— start of Provided entries —
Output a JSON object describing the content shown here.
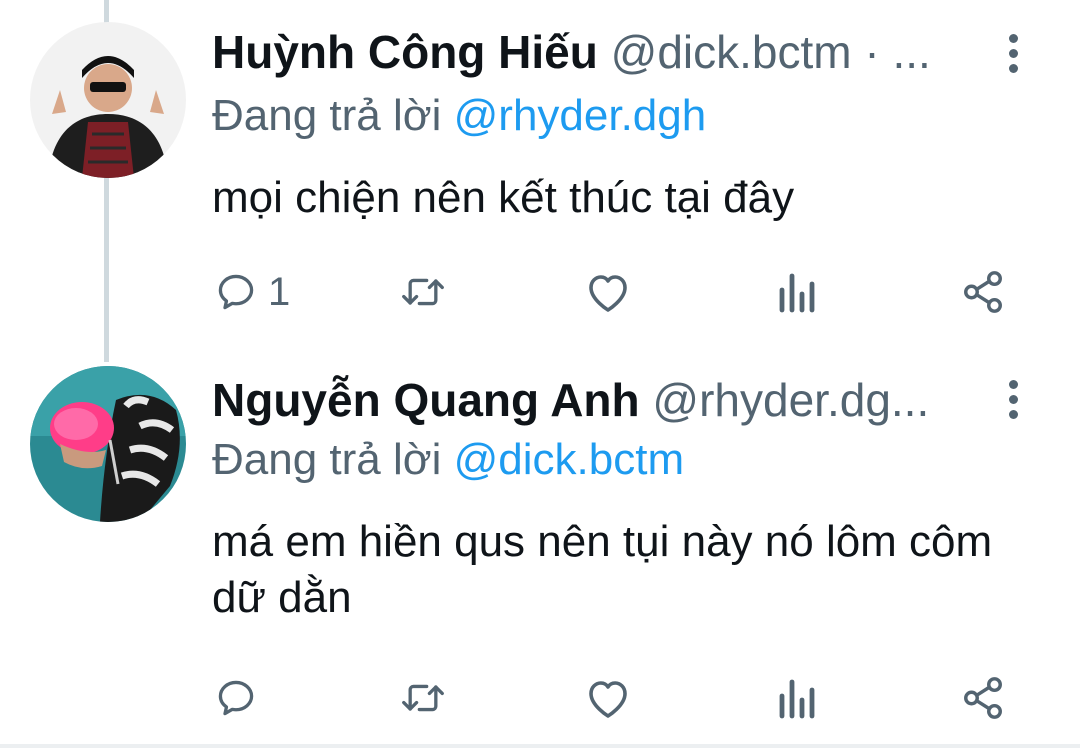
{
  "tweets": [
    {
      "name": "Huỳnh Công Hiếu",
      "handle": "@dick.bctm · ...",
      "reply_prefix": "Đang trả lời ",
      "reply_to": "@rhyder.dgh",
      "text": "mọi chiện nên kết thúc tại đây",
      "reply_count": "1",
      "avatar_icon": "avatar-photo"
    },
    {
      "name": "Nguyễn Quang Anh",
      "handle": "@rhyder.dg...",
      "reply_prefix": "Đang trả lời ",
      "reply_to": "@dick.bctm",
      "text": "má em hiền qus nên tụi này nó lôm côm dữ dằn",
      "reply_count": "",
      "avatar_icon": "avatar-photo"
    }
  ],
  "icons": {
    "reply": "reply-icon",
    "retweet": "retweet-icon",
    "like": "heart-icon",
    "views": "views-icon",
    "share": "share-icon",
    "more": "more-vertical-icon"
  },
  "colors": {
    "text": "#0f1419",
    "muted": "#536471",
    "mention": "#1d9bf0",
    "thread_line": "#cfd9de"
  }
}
— end of Provided entries —
• **Your task**
Select the lines from the entries that include the word "text".

• **The completed task**
      "text": "mọi chiện nên kết thúc tại đây",
      "text": "má em hiền qus nên tụi này nó lôm côm dữ dằn",
    "text": "#0f1419",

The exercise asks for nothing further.